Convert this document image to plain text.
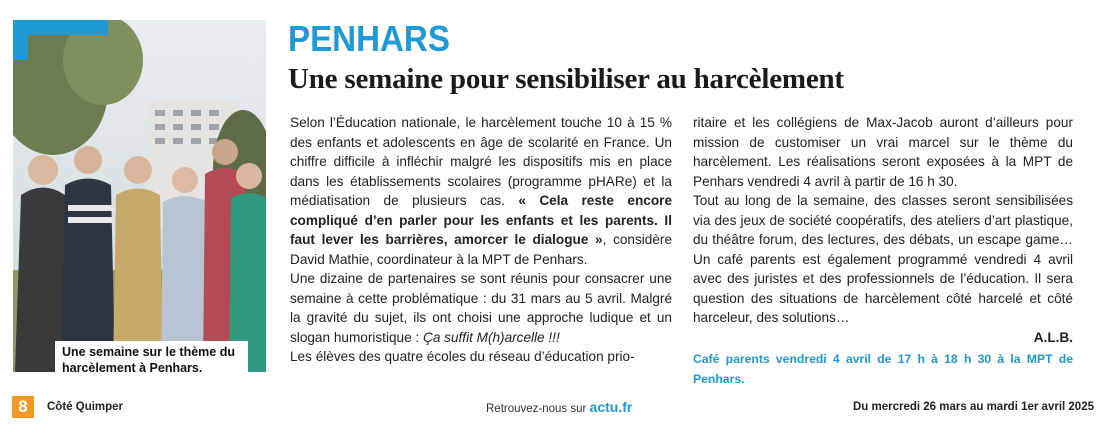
Une semaine sur le thème du harcèlement à Penhars.
PENHARS
Une semaine pour sensibiliser au harcèlement

Selon l’Éducation nationale, le harcèlement touche 10 à 15 % des enfants et adolescents en âge de scolarité en France. Un chiffre difficile à infléchir malgré les dispositifs mis en place dans les établissements scolaires (programme pHARe) et la médiatisation de plusieurs cas. « Cela reste encore compliqué d’en parler pour les enfants et les parents. Il faut lever les barrières, amorcer le dialogue », considère David Mathie, coordinateur à la MPT de Penhars.

Une dizaine de partenaires se sont réunis pour consacrer une semaine à cette problématique : du 31 mars au 5 avril. Malgré la gravité du sujet, ils ont choisi une approche ludique et un slogan humoristique : Ça suffit M(h)arcelle !!!

Les élèves des quatre écoles du réseau d’éducation prio-

ritaire et les collégiens de Max-Jacob auront d’ailleurs pour mission de customiser un vrai marcel sur le thème du harcèlement. Les réalisations seront exposées à la MPT de Penhars vendredi 4 avril à partir de 16 h 30.

Tout au long de la semaine, des classes seront sensibilisées via des jeux de société coopératifs, des ateliers d’art plastique, du théâtre forum, des lectures, des débats, un escape game… Un café parents est également programmé vendredi 4 avril avec des juristes et des professionnels de l’éducation. Il sera question des situations de harcèlement côté harcelé et côté harceleur, des solutions…

A.L.B.

Café parents vendredi 4 avril de 17 h à 18 h 30 à la MPT de Penhars.

8	Côté Quimper	Retrouvez-nous sur actu.fr	Du mercredi 26 mars au mardi 1er avril 2025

• INSTRUCTION: Find how many lines hold the string "thème", and state that number alone.

• OUTPUT FOR THIS TASK: 2